#### Exercise instructions
Reproduce the items word for word, starting at the first line and stopping after the line that contains "Give bounding boxes". Omit the pictures.

┄┄┄┄┄┄┄┄┄┄

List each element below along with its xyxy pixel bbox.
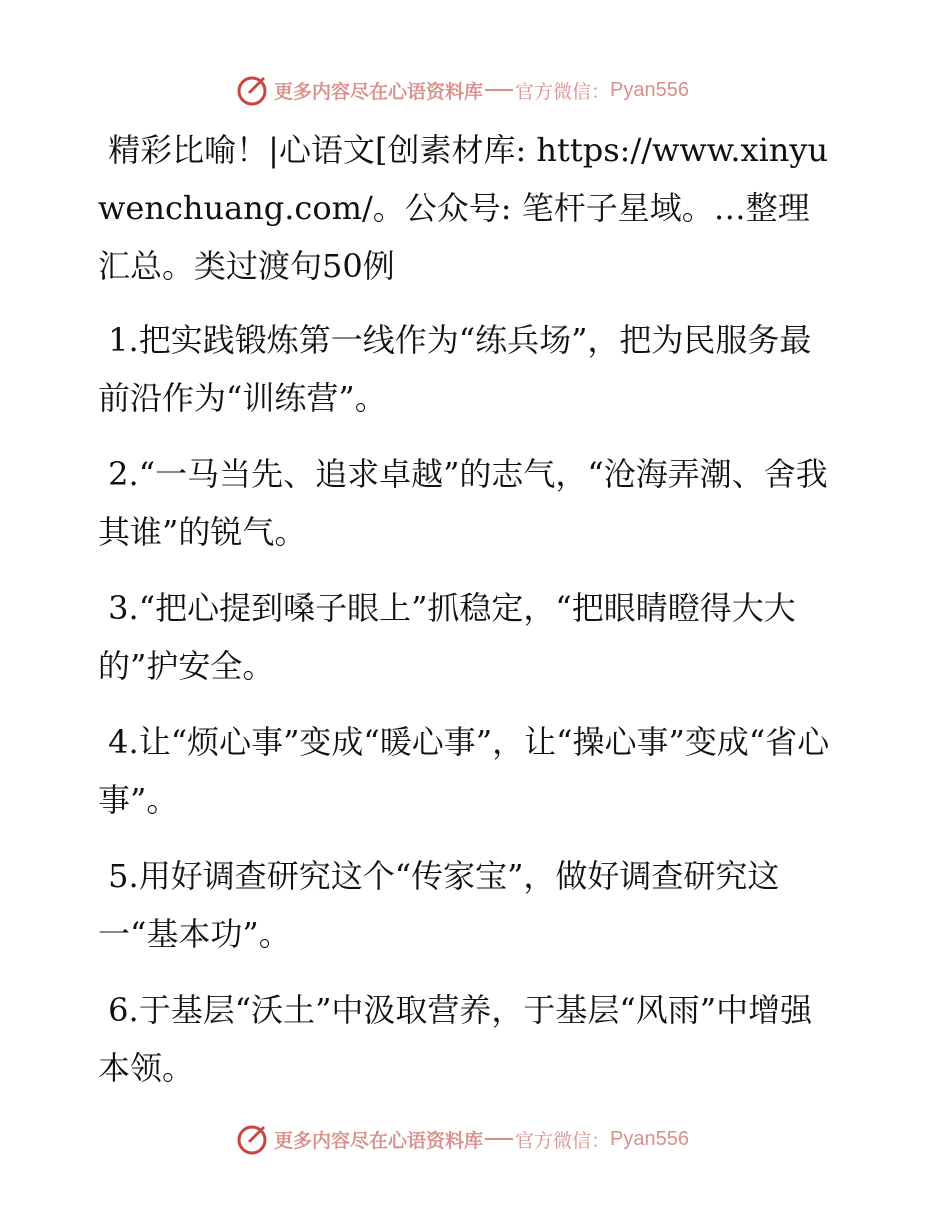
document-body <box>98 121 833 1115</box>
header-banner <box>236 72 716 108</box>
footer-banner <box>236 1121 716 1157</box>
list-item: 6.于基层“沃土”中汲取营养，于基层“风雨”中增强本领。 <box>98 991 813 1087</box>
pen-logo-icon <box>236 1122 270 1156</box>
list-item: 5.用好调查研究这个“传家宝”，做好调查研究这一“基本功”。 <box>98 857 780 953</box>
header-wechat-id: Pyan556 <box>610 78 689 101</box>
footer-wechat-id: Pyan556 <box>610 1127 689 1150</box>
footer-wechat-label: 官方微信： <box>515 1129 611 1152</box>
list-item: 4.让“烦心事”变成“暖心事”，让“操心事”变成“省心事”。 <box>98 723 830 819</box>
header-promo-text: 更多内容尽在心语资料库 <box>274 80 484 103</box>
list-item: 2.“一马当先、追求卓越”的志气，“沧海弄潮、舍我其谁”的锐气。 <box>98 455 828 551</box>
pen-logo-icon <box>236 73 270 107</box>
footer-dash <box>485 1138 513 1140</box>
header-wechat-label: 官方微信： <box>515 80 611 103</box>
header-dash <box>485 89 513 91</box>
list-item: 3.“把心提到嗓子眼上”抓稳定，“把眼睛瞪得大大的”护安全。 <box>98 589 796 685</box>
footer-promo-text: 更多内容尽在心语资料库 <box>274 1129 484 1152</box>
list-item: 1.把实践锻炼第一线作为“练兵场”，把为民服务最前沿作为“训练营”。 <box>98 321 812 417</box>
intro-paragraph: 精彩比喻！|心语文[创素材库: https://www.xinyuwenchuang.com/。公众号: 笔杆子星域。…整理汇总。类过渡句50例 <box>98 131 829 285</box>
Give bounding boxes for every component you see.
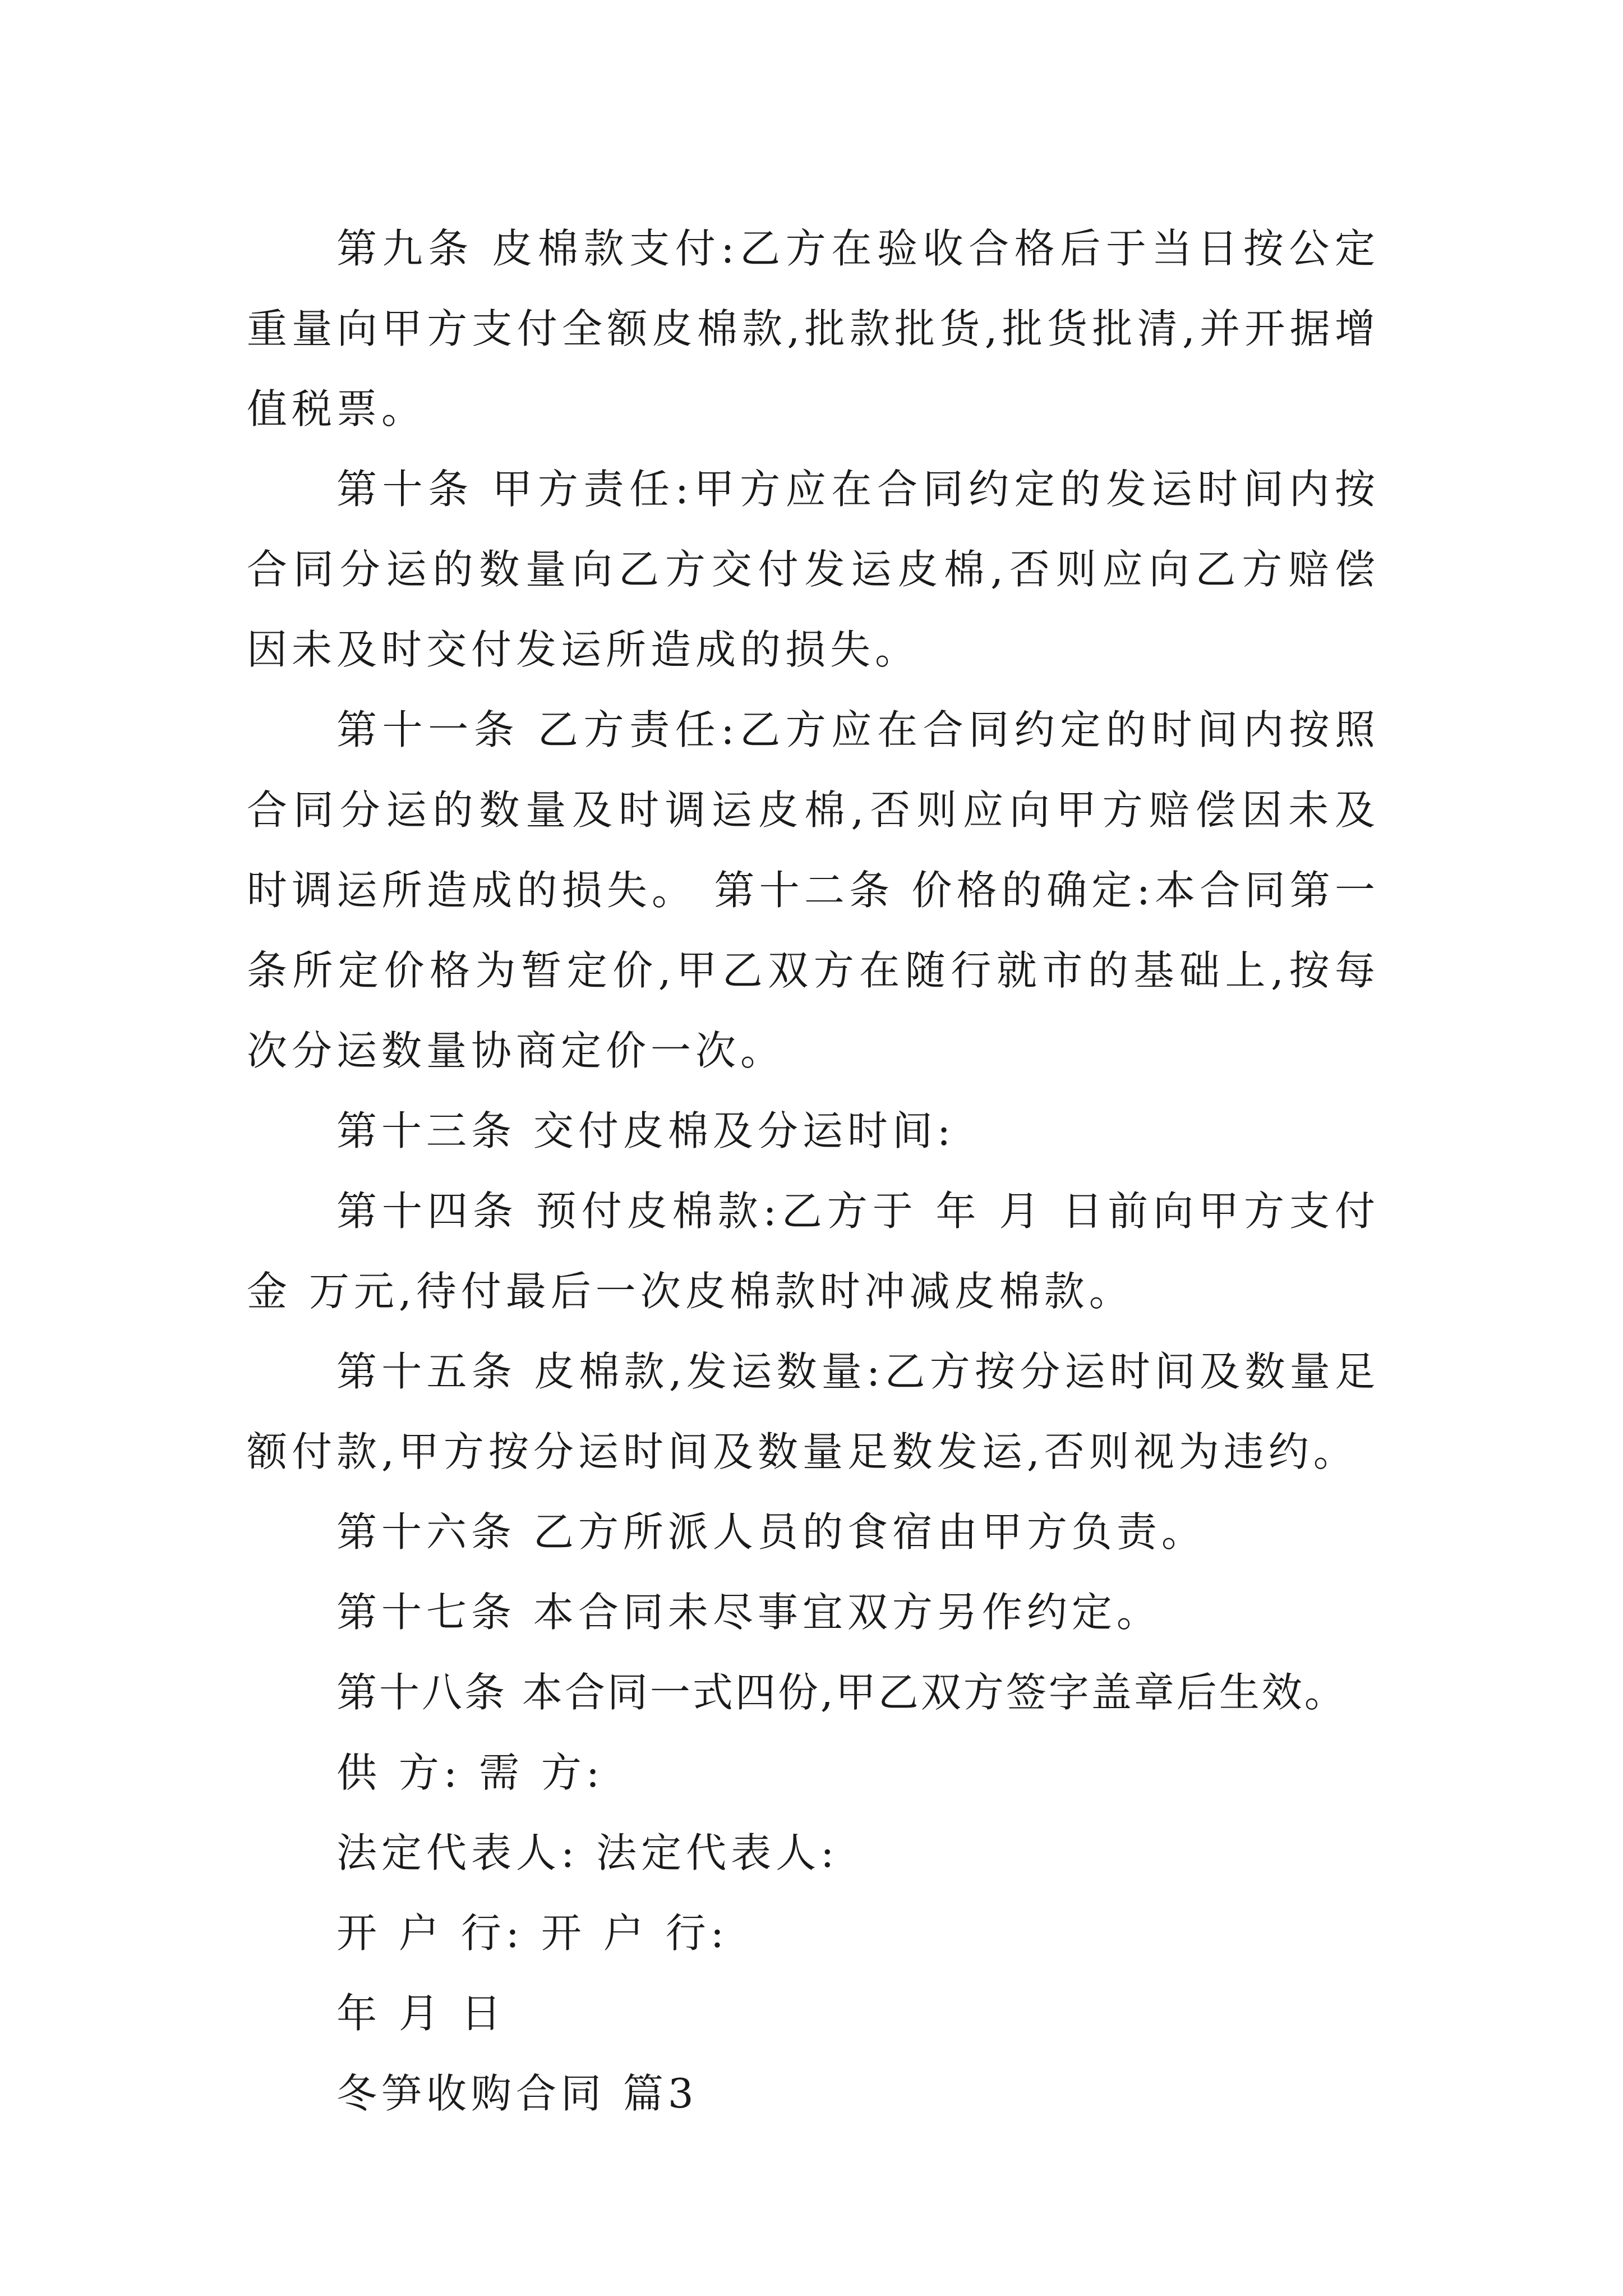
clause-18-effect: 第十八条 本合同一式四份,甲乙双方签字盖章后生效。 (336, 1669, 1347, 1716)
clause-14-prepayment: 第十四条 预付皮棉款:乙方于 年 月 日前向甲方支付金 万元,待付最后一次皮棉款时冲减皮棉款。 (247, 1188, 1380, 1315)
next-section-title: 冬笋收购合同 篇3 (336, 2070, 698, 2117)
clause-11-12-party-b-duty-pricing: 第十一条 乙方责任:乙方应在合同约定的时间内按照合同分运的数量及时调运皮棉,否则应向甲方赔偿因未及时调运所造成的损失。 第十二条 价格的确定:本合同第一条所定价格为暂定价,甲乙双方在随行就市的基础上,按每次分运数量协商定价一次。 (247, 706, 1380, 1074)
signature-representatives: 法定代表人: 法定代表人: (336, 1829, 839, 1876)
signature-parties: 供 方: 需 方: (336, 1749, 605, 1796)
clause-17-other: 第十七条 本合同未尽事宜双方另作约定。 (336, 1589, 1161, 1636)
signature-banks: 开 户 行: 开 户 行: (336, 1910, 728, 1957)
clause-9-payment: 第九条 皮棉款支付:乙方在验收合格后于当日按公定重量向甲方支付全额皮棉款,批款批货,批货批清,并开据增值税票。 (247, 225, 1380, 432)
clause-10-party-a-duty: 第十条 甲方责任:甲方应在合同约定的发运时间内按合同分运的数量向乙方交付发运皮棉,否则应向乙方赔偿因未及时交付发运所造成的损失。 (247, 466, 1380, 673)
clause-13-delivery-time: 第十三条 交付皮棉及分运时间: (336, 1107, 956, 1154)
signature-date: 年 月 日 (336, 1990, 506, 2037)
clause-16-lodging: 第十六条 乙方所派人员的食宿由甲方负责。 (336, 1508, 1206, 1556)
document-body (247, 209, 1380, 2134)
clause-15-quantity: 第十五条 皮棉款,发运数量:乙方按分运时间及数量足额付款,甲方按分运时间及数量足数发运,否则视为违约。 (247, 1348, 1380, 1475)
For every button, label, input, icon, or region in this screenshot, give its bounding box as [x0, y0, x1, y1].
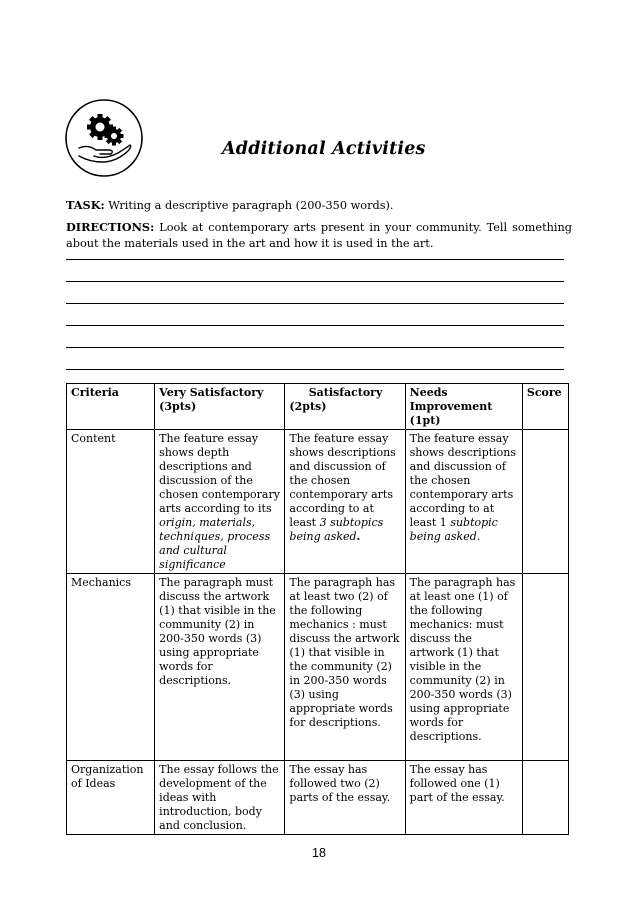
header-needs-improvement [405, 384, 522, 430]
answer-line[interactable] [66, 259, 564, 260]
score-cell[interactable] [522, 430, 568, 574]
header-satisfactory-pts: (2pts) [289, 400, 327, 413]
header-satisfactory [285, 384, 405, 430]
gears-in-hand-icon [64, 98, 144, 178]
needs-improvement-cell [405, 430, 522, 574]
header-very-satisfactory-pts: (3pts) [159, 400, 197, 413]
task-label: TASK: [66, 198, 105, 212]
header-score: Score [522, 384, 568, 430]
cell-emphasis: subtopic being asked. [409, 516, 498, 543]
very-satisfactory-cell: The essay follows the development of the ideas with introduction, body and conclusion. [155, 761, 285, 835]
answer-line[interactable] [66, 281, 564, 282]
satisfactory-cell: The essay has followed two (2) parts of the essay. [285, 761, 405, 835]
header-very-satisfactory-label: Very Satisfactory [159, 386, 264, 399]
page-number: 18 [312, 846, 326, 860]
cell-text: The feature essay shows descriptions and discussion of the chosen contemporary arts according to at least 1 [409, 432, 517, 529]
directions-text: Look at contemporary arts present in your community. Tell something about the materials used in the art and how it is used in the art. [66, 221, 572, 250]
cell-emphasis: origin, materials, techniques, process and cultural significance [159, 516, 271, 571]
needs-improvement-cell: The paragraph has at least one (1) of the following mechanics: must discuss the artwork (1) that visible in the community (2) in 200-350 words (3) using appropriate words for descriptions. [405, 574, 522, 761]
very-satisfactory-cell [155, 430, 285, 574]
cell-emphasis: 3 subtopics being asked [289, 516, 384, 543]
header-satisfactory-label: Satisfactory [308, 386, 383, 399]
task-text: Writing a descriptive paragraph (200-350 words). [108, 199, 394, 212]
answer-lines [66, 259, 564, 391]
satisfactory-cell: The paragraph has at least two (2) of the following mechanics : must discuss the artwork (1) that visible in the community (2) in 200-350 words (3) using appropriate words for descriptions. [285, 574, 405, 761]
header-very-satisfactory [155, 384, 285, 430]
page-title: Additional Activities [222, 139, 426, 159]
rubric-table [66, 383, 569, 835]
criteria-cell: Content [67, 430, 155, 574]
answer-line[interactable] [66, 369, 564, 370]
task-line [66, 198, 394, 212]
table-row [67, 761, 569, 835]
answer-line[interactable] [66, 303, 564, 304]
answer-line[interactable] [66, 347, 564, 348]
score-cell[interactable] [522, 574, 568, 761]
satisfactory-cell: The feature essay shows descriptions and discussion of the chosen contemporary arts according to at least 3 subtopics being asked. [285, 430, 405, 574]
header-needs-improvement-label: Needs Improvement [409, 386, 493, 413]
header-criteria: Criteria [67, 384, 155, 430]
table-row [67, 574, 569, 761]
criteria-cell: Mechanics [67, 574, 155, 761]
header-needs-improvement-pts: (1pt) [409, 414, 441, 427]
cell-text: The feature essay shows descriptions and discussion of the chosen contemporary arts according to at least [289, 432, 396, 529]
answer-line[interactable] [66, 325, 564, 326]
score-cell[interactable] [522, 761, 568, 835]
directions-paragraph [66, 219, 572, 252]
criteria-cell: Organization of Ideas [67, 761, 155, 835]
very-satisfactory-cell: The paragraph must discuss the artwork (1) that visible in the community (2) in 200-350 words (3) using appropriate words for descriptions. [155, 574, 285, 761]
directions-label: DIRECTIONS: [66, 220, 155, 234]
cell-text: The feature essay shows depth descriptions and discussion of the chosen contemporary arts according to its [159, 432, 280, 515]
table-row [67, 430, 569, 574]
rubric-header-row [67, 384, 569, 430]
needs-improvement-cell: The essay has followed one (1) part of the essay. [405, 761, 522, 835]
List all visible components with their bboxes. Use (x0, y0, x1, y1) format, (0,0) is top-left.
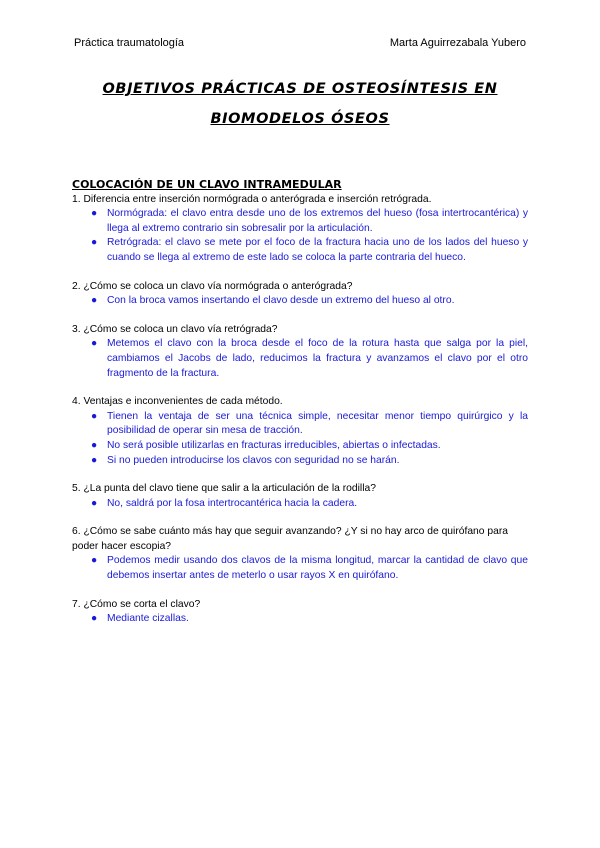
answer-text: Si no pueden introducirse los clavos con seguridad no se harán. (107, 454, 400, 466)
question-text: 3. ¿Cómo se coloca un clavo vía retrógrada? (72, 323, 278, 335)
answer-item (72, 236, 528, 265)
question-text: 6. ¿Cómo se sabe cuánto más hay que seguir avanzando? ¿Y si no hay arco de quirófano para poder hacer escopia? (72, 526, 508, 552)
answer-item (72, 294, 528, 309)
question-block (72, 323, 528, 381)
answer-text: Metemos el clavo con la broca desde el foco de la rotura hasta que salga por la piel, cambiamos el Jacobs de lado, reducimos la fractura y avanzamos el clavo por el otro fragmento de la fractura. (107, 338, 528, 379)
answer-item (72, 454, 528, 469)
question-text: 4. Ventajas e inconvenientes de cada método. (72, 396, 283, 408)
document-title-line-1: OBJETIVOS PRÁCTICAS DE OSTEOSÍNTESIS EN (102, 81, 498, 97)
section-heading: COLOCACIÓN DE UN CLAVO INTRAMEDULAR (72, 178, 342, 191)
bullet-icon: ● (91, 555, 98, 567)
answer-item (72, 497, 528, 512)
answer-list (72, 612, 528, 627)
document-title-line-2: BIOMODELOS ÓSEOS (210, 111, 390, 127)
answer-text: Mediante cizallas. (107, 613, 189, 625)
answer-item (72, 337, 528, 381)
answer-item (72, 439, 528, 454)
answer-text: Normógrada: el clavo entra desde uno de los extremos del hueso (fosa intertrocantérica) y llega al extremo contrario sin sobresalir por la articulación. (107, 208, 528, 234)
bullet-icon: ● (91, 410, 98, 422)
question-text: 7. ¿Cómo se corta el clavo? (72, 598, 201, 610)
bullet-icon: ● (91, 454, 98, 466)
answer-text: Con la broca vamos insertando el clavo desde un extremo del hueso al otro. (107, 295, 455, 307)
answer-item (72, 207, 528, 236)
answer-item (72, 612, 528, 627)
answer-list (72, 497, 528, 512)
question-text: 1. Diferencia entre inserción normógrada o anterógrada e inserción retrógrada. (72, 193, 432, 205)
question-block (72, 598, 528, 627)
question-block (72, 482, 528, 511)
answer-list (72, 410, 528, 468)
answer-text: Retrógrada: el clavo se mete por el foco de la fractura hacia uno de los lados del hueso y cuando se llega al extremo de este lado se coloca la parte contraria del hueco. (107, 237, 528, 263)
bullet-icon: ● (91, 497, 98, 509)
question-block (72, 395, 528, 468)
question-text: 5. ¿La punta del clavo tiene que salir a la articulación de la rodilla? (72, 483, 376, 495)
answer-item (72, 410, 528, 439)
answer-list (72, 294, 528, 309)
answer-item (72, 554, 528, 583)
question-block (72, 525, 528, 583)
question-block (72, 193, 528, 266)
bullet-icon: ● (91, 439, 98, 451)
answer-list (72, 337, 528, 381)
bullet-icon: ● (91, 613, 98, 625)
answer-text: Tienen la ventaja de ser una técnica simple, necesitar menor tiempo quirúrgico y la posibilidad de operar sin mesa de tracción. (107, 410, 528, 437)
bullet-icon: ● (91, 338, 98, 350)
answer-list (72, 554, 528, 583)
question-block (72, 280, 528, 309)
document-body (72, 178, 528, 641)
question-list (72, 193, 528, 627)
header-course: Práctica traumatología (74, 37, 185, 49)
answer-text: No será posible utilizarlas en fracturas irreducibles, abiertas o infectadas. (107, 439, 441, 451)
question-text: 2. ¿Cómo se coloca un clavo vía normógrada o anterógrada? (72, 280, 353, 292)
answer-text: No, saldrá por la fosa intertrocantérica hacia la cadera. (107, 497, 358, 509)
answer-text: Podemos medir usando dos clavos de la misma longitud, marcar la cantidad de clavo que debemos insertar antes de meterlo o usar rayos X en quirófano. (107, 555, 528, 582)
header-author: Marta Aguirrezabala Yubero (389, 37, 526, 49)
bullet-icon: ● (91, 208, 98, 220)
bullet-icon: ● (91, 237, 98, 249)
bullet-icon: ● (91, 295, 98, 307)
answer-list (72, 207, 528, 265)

┄┄┄┄┄┄┄┄┄┄

#### Result of this exercise
List each element below along with its xyxy pixel bbox.
document-body <box>98 121 833 1115</box>
header-banner <box>236 72 716 108</box>
footer-banner <box>236 1121 716 1157</box>
list-item: 6.于基层“沃土”中汲取营养，于基层“风雨”中增强本领。 <box>98 991 813 1087</box>
pen-logo-icon <box>236 1122 270 1156</box>
list-item: 5.用好调查研究这个“传家宝”，做好调查研究这一“基本功”。 <box>98 857 780 953</box>
header-wechat-id: Pyan556 <box>610 78 689 101</box>
footer-wechat-id: Pyan556 <box>610 1127 689 1150</box>
footer-wechat-label: 官方微信： <box>515 1129 611 1152</box>
list-item: 4.让“烦心事”变成“暖心事”，让“操心事”变成“省心事”。 <box>98 723 830 819</box>
header-promo-text: 更多内容尽在心语资料库 <box>274 80 484 103</box>
list-item: 2.“一马当先、追求卓越”的志气，“沧海弄潮、舍我其谁”的锐气。 <box>98 455 828 551</box>
pen-logo-icon <box>236 73 270 107</box>
footer-dash <box>485 1138 513 1140</box>
header-wechat-label: 官方微信： <box>515 80 611 103</box>
header-dash <box>485 89 513 91</box>
list-item: 3.“把心提到嗓子眼上”抓稳定，“把眼睛瞪得大大的”护安全。 <box>98 589 796 685</box>
footer-promo-text: 更多内容尽在心语资料库 <box>274 1129 484 1152</box>
list-item: 1.把实践锻炼第一线作为“练兵场”，把为民服务最前沿作为“训练营”。 <box>98 321 812 417</box>
intro-paragraph: 精彩比喻！|心语文[创素材库: https://www.xinyuwenchuang.com/。公众号: 笔杆子星域。…整理汇总。类过渡句50例 <box>98 131 829 285</box>
Give bounding boxes for every component you see.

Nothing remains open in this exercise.